------ Supplied records
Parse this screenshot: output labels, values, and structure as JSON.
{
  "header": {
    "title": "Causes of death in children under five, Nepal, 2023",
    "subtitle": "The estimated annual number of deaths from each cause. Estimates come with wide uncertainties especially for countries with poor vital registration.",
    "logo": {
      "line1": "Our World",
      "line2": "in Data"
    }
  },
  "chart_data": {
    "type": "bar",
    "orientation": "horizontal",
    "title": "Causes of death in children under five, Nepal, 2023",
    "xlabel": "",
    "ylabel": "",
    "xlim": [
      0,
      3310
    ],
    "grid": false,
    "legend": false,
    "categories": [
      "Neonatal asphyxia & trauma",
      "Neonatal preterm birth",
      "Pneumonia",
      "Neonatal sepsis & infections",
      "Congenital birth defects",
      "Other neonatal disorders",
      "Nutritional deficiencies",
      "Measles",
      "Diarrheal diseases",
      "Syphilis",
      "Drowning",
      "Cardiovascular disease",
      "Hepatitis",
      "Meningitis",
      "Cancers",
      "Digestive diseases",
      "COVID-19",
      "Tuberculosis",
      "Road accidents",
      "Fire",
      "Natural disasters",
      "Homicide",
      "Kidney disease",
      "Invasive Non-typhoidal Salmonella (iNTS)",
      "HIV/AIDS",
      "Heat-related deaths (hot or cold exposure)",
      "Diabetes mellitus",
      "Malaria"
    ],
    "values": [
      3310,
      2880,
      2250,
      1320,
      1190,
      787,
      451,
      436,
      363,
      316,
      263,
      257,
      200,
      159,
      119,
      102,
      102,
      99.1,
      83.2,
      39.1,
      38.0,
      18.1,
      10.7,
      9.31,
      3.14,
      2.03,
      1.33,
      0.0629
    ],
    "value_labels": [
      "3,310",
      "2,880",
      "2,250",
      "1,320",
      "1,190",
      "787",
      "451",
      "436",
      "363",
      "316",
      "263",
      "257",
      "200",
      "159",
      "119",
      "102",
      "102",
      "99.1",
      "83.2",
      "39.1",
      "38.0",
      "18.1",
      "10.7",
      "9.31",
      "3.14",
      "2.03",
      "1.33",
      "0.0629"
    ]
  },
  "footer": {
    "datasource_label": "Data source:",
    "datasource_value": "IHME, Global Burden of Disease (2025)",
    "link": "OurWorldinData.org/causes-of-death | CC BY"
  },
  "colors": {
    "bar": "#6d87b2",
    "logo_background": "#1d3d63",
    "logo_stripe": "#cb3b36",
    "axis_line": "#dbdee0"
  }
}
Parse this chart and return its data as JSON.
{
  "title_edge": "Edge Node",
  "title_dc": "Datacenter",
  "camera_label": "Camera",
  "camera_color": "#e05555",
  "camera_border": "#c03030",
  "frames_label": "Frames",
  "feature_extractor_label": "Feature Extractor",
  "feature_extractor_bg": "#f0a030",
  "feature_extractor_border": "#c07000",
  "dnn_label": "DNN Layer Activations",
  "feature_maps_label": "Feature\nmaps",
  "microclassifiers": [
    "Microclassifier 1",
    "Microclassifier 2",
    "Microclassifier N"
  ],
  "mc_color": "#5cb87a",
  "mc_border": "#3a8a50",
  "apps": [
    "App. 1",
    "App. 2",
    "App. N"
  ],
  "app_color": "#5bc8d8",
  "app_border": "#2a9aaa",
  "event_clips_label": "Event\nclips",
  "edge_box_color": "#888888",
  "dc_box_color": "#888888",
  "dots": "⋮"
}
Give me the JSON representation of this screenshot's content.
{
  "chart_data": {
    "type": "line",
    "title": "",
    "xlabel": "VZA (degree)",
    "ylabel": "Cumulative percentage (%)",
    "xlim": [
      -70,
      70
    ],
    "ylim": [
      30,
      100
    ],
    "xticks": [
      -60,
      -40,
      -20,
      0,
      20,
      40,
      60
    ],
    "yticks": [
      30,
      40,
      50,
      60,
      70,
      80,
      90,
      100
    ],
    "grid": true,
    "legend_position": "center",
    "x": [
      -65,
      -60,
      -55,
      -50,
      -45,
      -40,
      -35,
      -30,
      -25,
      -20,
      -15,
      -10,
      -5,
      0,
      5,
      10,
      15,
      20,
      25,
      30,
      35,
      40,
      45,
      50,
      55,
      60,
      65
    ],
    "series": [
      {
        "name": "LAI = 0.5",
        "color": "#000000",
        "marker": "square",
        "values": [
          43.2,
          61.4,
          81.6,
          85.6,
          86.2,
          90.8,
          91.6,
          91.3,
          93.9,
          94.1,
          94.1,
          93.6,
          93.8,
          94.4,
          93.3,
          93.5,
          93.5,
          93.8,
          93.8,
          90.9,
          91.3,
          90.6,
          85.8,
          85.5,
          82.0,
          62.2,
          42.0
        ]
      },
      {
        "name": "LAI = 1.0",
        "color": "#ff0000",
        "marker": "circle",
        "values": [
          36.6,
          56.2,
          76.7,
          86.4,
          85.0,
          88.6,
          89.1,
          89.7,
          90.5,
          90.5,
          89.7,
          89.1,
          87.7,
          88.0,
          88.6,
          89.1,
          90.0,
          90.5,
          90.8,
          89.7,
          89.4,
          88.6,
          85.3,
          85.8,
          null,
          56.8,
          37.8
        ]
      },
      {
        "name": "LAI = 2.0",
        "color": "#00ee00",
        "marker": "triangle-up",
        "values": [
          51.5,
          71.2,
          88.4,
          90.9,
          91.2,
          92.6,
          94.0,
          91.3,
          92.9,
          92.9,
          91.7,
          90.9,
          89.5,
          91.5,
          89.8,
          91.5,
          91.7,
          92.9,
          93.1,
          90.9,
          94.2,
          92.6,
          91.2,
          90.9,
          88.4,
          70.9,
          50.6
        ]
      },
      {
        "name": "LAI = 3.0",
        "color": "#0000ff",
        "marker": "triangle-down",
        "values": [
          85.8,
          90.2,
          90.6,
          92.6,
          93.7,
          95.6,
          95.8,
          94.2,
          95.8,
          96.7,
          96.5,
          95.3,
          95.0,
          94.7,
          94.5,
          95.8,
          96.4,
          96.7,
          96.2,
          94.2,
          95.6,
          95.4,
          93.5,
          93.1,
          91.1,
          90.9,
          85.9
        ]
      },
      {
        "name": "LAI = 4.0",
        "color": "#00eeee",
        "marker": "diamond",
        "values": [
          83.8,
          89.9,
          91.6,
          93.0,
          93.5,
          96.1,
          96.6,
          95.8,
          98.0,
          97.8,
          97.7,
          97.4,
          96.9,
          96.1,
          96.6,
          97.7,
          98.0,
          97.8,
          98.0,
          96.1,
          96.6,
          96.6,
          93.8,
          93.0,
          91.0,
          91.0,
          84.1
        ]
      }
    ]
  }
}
------------
Written task: Find the string "name" in the records, then copy each line where it occurs.

Output for this exercise:
        "name": "LAI = 0.5",
        "name": "LAI = 1.0",
        "name": "LAI = 2.0",
        "name": "LAI = 3.0",
        "name": "LAI = 4.0",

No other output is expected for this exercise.